Your objective:
Lift out all lines below that contain "Week".

Chart and figure data:
..............................
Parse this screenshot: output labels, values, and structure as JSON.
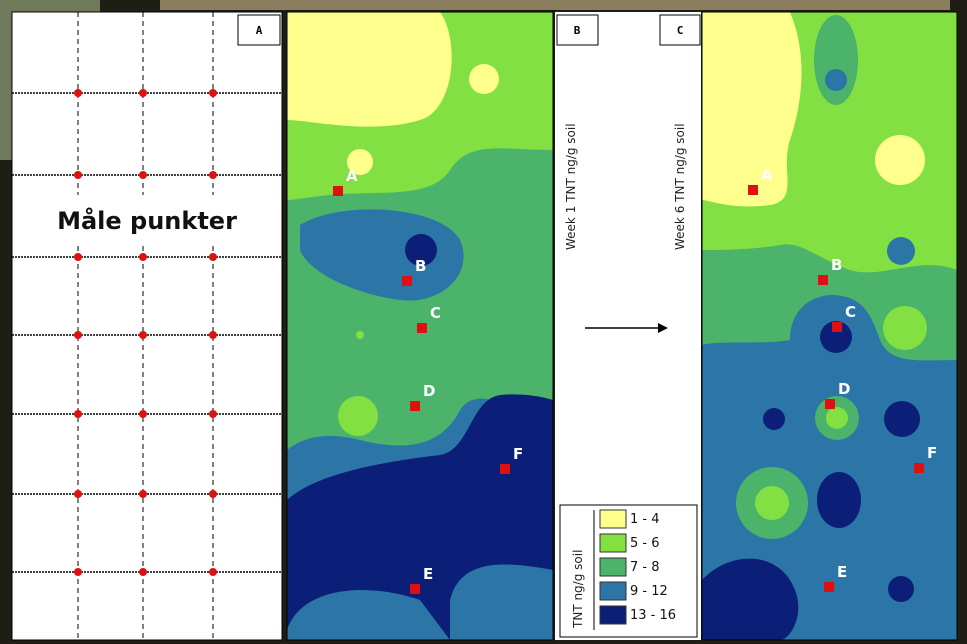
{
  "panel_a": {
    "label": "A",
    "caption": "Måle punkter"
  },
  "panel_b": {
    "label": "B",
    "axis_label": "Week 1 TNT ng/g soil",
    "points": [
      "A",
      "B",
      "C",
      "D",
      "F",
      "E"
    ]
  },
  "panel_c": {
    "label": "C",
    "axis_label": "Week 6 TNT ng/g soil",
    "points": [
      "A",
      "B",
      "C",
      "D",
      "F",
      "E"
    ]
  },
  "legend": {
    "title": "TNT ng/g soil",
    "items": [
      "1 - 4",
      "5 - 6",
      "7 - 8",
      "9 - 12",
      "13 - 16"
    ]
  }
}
..............................
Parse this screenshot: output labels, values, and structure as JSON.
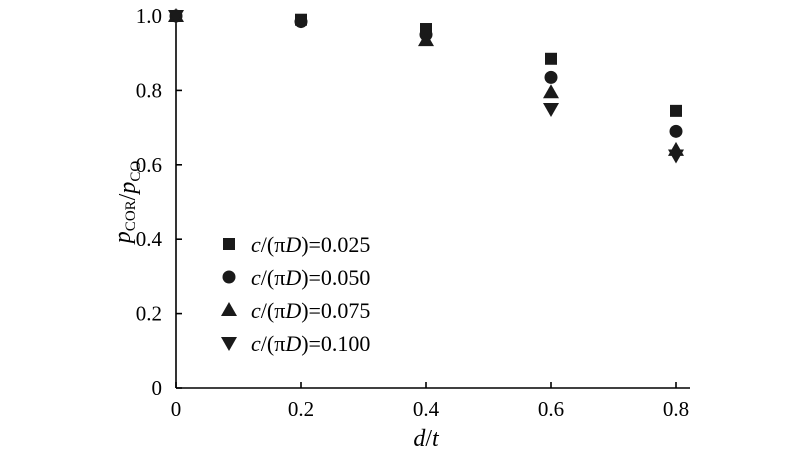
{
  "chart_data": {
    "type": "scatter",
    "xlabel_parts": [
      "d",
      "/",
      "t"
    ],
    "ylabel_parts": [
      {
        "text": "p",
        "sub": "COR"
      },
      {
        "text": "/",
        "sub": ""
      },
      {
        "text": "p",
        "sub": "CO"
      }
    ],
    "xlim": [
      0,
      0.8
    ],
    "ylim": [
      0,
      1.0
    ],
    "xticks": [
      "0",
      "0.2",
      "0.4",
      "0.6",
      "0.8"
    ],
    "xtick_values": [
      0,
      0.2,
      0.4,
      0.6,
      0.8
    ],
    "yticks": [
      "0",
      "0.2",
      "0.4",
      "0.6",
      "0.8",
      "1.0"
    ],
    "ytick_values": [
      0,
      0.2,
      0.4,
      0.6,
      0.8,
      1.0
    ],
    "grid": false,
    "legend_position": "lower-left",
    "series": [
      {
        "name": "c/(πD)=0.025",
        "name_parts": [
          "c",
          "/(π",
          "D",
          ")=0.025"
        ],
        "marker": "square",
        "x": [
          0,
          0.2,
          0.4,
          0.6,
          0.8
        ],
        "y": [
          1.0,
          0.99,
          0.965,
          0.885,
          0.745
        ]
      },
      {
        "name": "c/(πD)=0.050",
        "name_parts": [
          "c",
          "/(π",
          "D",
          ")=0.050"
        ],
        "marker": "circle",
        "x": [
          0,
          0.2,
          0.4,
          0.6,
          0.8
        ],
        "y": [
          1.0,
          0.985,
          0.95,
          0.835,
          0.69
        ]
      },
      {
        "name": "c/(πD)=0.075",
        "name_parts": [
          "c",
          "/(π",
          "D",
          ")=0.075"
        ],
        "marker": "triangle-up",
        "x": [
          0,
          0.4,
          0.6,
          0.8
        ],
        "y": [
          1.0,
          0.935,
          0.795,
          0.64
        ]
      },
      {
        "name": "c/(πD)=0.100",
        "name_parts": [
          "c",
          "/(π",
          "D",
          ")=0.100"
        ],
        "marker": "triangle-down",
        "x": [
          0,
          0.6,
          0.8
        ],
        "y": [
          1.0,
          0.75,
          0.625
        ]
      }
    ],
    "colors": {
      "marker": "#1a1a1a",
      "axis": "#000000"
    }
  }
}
..............................
Full response:
    "axis_label": "Week 1 TNT ng/g soil",
    "axis_label": "Week 6 TNT ng/g soil",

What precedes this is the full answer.